— Begin —

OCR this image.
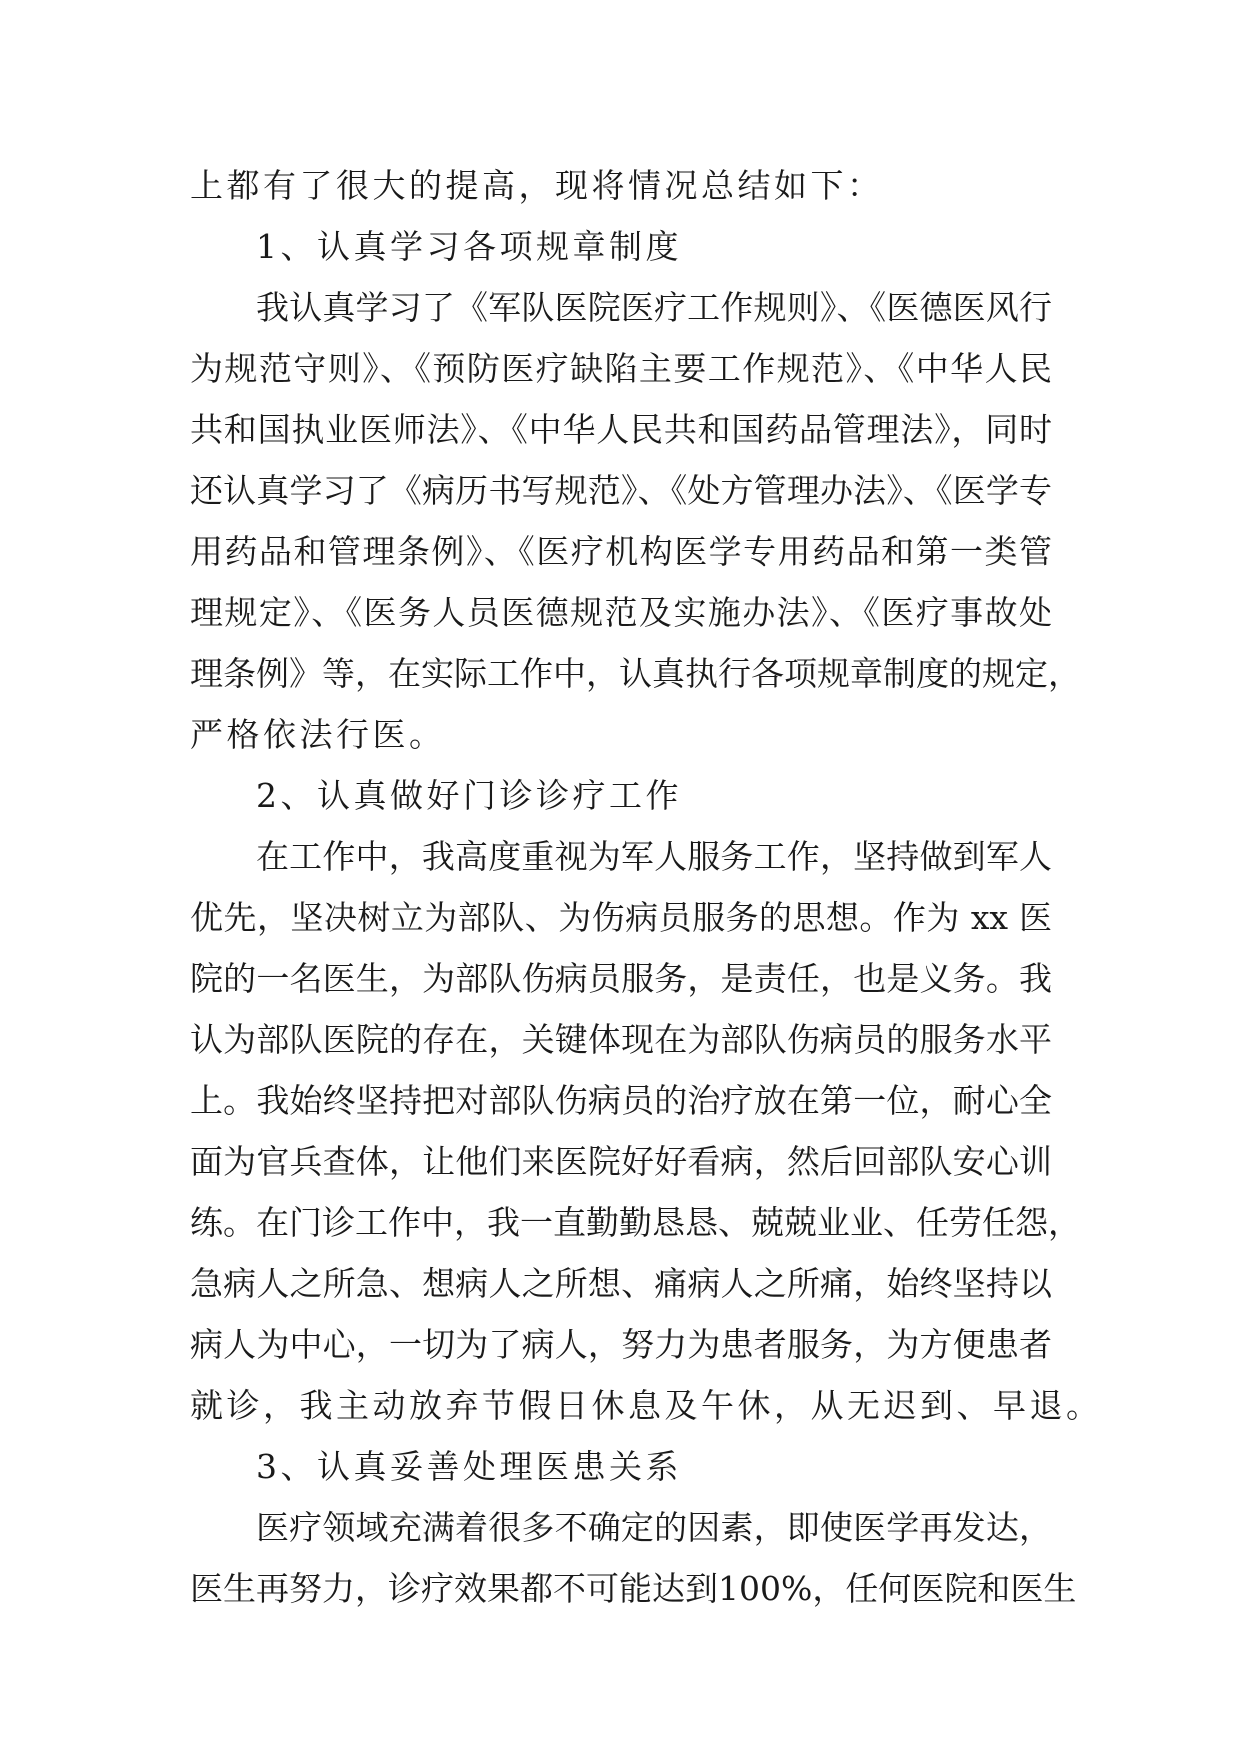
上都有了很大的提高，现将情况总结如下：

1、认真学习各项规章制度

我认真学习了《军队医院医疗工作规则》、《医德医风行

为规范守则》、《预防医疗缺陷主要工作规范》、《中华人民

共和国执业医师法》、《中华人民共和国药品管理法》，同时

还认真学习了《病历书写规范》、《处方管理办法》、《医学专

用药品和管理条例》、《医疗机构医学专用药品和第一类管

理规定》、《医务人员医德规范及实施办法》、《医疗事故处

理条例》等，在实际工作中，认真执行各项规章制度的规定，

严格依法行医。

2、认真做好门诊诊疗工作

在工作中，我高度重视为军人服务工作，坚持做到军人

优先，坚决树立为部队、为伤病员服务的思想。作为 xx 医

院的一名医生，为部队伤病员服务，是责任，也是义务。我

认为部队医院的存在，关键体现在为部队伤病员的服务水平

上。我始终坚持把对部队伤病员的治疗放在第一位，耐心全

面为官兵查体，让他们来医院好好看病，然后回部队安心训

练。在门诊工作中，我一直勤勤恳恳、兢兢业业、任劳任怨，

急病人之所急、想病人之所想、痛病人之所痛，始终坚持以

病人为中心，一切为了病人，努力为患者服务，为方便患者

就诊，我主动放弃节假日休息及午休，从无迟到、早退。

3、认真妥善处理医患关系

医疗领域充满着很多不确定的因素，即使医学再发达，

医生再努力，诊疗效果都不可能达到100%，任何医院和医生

— End —

What is needed
Without the pictures, repeat the listing above exactly.

Answer to this problem
OCR this image.
上都有了很大的提高，现将情况总结如下：

1、认真学习各项规章制度

我认真学习了《军队医院医疗工作规则》、《医德医风行

为规范守则》、《预防医疗缺陷主要工作规范》、《中华人民

共和国执业医师法》、《中华人民共和国药品管理法》，同时

还认真学习了《病历书写规范》、《处方管理办法》、《医学专

用药品和管理条例》、《医疗机构医学专用药品和第一类管

理规定》、《医务人员医德规范及实施办法》、《医疗事故处

理条例》等，在实际工作中，认真执行各项规章制度的规定，

严格依法行医。

2、认真做好门诊诊疗工作

在工作中，我高度重视为军人服务工作，坚持做到军人

优先，坚决树立为部队、为伤病员服务的思想。作为 xx 医

院的一名医生，为部队伤病员服务，是责任，也是义务。我

认为部队医院的存在，关键体现在为部队伤病员的服务水平

上。我始终坚持把对部队伤病员的治疗放在第一位，耐心全

面为官兵查体，让他们来医院好好看病，然后回部队安心训

练。在门诊工作中，我一直勤勤恳恳、兢兢业业、任劳任怨，

急病人之所急、想病人之所想、痛病人之所痛，始终坚持以

病人为中心，一切为了病人，努力为患者服务，为方便患者

就诊，我主动放弃节假日休息及午休，从无迟到、早退。

3、认真妥善处理医患关系

医疗领域充满着很多不确定的因素，即使医学再发达，

医生再努力，诊疗效果都不可能达到100%，任何医院和医生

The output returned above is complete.